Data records
= = = = =
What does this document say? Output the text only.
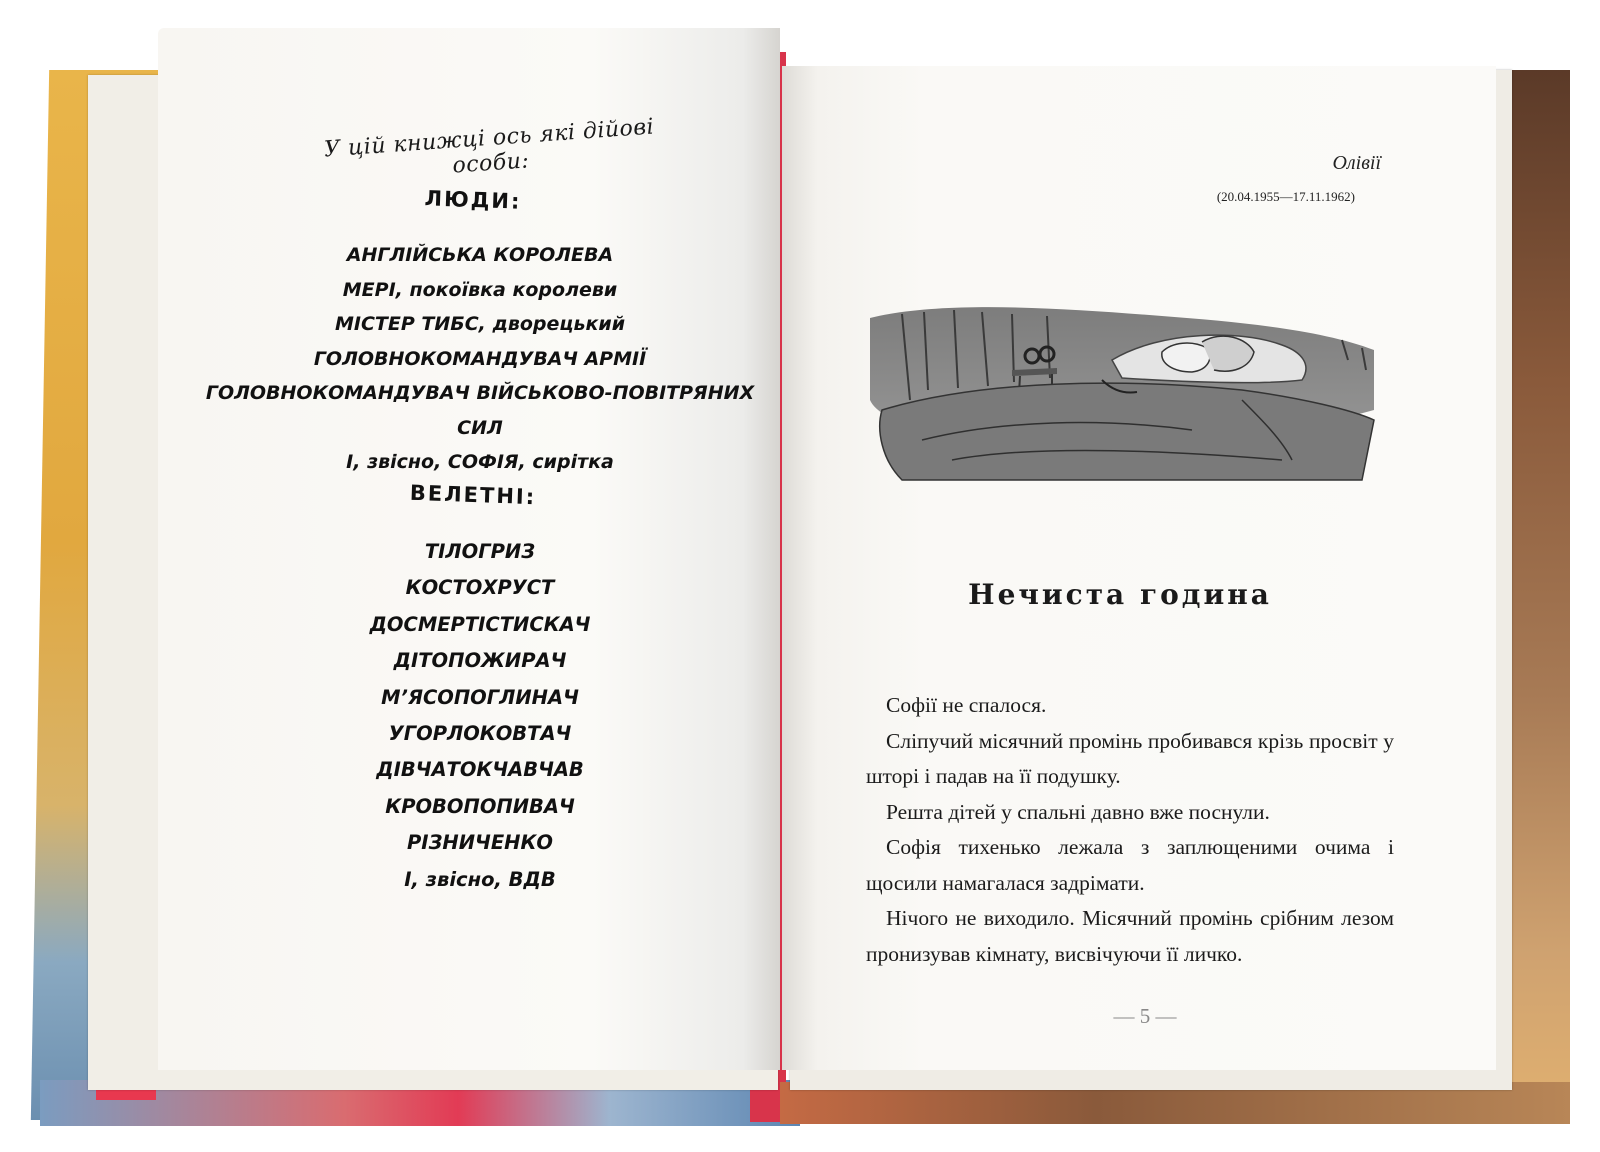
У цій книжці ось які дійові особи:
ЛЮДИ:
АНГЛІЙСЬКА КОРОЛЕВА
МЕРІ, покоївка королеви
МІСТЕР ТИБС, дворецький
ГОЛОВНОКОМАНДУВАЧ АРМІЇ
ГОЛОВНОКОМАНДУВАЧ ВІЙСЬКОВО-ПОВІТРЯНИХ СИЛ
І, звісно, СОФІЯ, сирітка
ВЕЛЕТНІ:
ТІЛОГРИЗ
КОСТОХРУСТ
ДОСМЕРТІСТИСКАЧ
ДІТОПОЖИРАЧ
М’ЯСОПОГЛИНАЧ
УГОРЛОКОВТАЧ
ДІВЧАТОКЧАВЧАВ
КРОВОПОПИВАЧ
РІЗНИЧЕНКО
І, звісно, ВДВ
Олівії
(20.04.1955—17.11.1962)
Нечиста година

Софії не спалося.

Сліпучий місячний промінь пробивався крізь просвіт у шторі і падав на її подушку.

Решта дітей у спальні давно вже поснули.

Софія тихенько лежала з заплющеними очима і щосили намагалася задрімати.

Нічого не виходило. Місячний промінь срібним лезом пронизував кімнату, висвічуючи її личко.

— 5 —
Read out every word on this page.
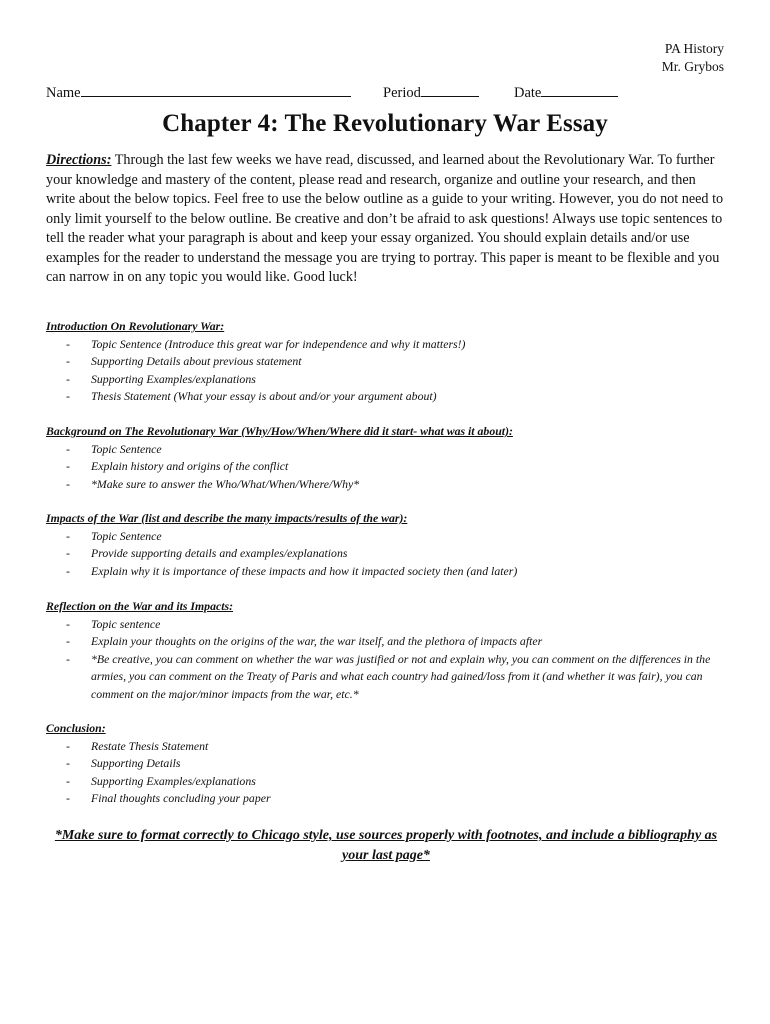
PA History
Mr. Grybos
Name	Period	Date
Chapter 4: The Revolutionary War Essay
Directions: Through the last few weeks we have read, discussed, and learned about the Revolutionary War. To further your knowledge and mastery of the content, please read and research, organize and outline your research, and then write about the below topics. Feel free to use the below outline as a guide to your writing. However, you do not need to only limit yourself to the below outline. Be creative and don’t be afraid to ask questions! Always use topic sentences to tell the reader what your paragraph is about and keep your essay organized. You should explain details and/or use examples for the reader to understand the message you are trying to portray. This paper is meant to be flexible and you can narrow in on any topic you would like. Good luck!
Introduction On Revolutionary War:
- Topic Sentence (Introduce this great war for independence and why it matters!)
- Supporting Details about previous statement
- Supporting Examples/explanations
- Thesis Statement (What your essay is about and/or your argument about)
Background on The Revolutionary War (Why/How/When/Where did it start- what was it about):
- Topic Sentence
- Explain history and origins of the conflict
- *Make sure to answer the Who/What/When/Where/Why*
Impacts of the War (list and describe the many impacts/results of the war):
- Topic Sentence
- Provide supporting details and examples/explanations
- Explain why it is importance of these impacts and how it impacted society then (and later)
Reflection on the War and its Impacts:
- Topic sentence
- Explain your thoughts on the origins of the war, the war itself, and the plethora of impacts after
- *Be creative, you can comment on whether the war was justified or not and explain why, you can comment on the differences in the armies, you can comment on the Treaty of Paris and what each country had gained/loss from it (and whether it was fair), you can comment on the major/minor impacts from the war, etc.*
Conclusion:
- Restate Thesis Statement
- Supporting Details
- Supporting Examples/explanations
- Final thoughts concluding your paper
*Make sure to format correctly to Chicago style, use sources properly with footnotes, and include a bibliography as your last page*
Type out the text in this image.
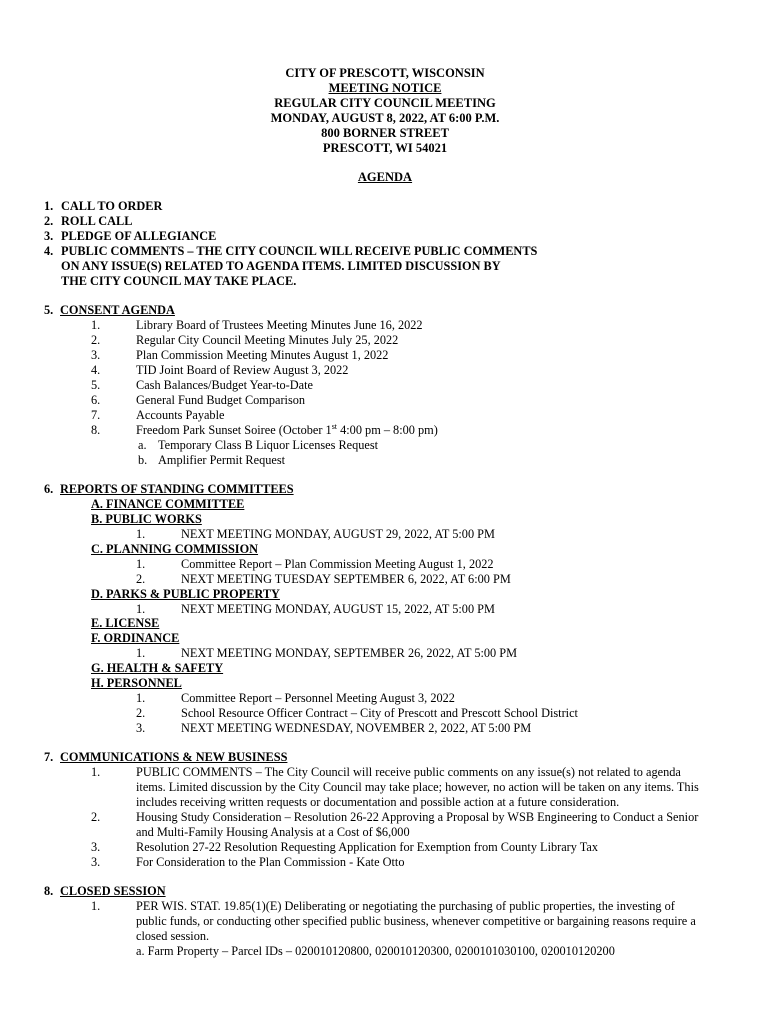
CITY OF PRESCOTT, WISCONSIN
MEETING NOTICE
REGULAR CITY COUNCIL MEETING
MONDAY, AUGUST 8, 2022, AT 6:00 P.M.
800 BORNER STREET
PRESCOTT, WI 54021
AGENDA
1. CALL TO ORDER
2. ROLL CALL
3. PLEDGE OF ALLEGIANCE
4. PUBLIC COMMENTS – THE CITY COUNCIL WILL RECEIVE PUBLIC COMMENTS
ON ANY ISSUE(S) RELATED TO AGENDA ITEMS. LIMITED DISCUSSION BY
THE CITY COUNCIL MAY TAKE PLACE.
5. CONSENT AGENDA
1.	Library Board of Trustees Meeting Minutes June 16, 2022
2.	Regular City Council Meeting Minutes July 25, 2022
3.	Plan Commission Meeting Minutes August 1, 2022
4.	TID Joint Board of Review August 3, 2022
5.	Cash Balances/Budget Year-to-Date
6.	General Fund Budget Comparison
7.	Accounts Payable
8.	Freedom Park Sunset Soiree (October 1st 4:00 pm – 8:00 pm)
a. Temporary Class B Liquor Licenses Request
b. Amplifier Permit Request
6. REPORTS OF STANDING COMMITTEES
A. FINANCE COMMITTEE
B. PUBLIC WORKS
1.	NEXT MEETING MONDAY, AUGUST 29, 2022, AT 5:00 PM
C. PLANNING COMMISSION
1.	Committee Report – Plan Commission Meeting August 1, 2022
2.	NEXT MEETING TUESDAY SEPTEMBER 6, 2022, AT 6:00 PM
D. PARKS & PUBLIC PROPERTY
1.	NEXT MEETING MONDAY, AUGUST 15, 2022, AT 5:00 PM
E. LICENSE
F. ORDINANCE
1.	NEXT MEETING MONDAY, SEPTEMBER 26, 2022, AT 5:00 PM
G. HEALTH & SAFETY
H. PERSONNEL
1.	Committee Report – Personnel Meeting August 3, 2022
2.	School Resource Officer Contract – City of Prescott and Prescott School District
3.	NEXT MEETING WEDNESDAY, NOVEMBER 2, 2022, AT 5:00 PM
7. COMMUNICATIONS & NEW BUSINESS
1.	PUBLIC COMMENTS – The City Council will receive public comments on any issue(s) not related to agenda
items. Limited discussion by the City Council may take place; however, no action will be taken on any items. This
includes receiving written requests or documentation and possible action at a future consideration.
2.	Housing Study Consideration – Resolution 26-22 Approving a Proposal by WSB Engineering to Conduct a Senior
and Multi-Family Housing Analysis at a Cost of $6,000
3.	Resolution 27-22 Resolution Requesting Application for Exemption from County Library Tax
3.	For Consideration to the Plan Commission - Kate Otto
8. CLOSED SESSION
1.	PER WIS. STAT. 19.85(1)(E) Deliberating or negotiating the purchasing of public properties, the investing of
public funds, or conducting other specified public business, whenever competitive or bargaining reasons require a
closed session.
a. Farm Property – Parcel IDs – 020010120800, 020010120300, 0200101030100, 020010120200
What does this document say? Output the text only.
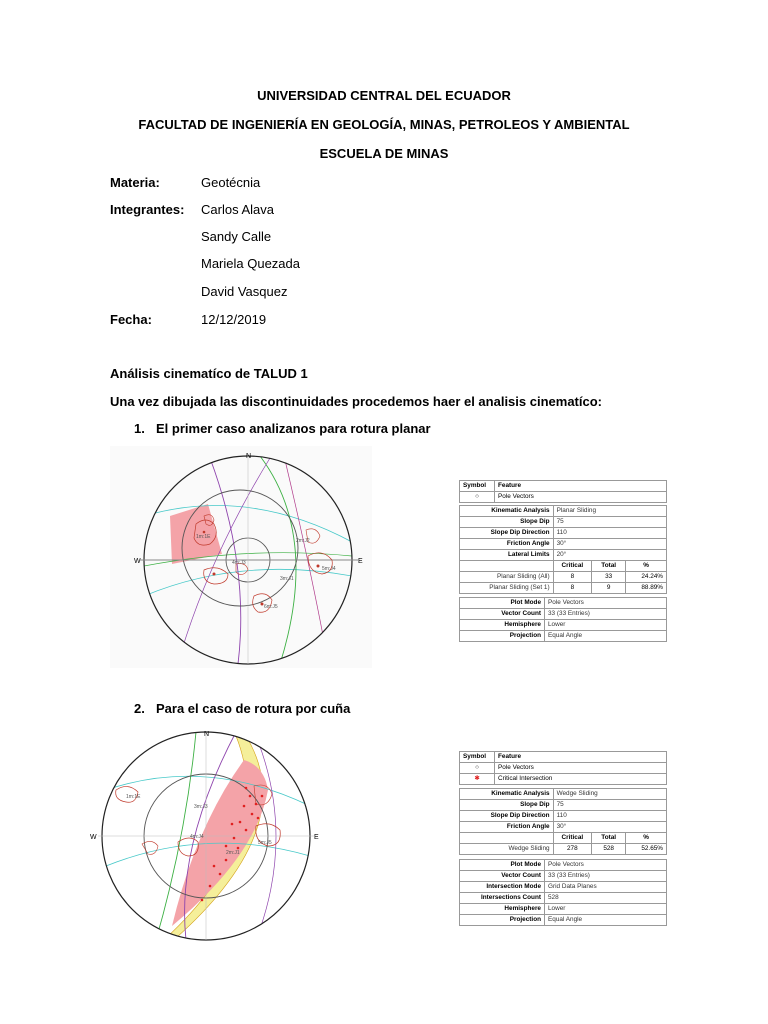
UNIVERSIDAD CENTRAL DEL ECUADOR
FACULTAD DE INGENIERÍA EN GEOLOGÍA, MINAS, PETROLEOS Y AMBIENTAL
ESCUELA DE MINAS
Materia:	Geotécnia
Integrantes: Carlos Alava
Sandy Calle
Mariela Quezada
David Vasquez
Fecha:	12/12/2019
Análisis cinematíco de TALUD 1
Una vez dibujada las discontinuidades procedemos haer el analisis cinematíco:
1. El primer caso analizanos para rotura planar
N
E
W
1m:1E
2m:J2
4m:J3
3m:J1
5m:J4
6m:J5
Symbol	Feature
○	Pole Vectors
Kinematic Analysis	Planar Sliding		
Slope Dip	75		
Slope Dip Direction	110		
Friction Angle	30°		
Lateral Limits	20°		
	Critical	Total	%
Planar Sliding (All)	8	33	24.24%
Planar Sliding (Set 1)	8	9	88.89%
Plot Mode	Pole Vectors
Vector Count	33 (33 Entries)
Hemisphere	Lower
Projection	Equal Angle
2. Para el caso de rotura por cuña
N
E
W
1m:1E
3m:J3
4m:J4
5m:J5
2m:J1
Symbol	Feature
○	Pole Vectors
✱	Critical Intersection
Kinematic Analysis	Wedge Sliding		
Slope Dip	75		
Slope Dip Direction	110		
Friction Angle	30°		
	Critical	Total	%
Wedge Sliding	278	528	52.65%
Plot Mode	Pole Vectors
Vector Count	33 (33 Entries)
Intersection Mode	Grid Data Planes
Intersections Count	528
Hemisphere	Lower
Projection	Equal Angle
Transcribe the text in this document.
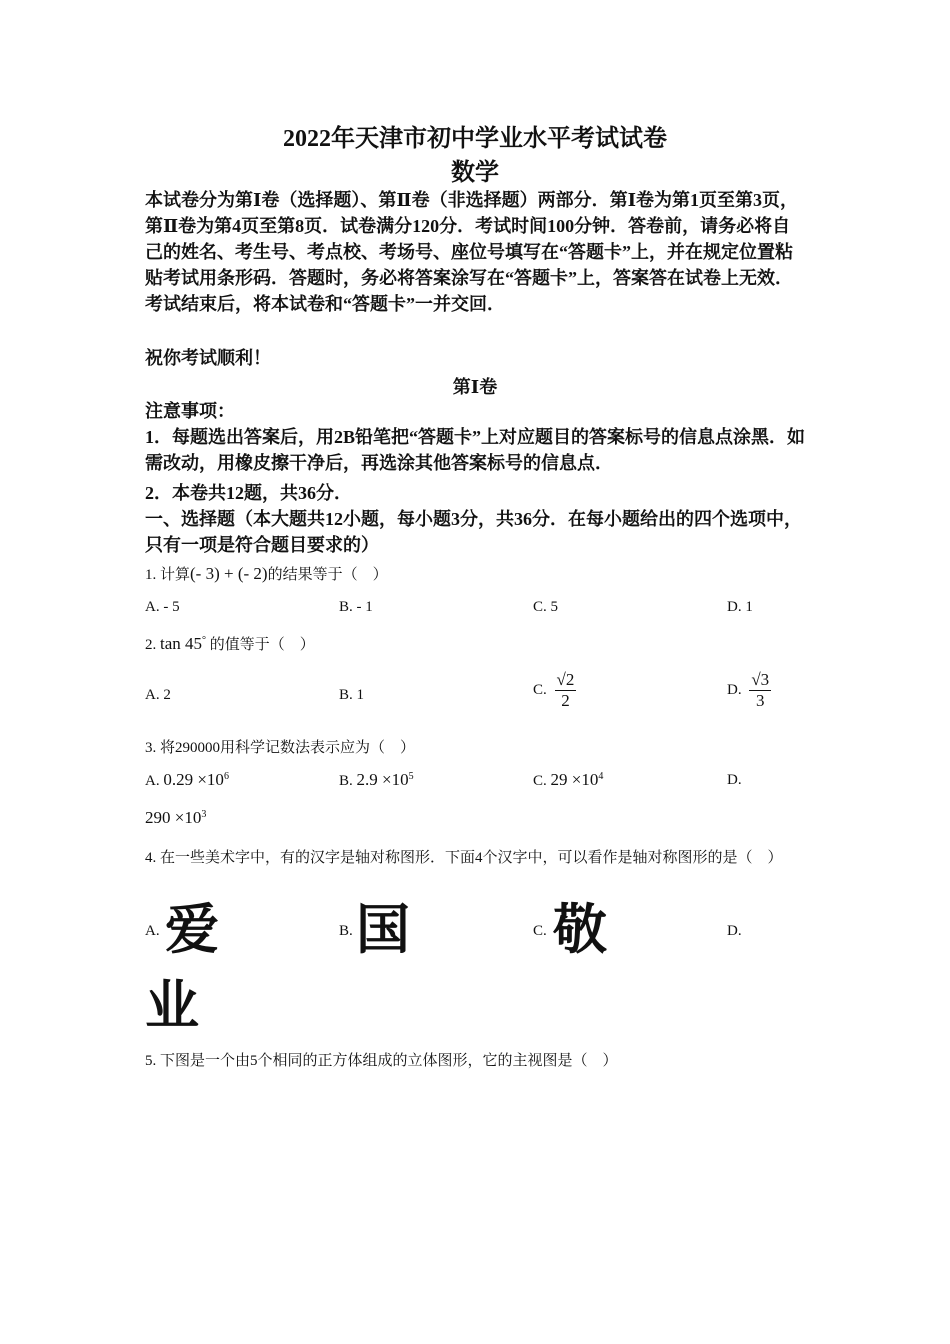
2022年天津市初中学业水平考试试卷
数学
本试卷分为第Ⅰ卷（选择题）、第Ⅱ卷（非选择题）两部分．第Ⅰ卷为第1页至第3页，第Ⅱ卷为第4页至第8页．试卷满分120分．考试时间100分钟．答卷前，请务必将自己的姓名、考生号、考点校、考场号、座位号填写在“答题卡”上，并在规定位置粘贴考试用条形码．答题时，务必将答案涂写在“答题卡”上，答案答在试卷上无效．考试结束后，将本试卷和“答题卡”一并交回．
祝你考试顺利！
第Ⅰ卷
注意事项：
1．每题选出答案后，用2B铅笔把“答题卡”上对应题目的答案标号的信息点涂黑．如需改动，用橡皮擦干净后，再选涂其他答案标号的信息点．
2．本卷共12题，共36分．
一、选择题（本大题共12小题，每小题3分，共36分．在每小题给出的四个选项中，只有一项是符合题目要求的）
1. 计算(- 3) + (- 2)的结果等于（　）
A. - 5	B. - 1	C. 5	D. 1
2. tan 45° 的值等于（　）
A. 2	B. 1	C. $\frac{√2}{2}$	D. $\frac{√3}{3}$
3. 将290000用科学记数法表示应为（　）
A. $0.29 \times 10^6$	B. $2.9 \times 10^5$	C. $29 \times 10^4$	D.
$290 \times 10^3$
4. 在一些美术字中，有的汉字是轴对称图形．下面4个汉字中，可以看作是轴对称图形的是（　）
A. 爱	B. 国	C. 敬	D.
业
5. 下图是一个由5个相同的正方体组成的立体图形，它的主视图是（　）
= = = = =
WHAT IS REQUIRED
Select, from the listing, all lines that include the word "Board".

TASK RESULT
1.	Library Board of Trustees Meeting Minutes June 16, 2022
4.	TID Joint Board of Review August 3, 2022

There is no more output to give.